Search the listing below for the string "estimates" and show each line that contains it.

#### Collection entries:
________

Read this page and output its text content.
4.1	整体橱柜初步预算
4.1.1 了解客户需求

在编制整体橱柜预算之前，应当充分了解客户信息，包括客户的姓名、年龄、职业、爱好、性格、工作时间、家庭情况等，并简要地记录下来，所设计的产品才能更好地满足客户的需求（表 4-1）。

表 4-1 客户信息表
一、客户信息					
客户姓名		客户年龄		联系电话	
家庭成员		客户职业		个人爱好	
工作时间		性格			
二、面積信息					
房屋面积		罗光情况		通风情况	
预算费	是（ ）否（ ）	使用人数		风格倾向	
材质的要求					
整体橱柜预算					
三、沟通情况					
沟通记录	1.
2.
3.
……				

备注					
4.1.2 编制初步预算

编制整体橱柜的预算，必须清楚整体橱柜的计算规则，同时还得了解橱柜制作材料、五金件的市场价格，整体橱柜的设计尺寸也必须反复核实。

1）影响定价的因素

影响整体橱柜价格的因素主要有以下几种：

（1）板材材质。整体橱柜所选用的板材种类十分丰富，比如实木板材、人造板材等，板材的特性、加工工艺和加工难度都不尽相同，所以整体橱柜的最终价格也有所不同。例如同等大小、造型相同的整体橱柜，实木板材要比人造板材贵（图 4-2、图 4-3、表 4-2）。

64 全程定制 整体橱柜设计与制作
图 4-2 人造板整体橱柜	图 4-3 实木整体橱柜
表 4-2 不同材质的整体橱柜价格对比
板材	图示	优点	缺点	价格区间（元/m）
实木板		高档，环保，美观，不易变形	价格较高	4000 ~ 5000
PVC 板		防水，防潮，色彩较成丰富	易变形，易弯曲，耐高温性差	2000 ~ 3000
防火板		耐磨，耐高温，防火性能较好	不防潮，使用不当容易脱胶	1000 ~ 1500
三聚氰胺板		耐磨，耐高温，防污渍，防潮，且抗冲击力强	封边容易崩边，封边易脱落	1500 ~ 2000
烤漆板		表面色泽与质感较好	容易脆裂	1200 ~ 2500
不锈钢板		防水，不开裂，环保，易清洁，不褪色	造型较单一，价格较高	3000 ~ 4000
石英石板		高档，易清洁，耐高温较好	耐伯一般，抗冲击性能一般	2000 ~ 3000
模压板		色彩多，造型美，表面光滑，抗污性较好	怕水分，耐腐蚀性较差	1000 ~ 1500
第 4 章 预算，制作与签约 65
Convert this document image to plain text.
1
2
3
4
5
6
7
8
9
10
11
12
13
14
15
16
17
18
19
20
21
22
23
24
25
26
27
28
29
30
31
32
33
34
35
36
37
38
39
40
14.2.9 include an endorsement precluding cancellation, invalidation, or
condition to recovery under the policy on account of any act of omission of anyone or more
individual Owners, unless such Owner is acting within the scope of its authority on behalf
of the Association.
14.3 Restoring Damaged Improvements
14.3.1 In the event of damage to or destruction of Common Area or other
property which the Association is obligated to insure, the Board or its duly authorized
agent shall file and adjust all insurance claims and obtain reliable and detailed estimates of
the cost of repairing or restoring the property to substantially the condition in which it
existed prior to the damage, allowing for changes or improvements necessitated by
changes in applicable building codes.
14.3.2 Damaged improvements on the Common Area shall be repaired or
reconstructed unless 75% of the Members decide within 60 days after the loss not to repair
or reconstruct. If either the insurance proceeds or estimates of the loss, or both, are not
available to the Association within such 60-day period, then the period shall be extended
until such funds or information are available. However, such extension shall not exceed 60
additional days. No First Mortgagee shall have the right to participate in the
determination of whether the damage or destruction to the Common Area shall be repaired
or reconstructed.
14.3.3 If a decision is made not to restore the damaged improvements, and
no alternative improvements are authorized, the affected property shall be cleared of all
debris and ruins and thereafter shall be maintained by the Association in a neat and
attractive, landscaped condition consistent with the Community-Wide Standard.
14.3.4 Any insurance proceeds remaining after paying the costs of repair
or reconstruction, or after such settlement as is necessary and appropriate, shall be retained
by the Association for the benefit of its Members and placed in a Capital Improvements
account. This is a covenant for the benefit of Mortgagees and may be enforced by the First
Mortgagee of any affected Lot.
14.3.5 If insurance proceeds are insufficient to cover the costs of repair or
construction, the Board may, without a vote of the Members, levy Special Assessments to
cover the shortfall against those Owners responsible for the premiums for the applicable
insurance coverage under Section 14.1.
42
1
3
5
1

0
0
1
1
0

________

#### ANSWER IN FULL:
agent shall file and adjust all insurance claims and obtain reliable and detailed estimates of
or reconstruct. If either the insurance proceeds or estimates of the loss, or both, are not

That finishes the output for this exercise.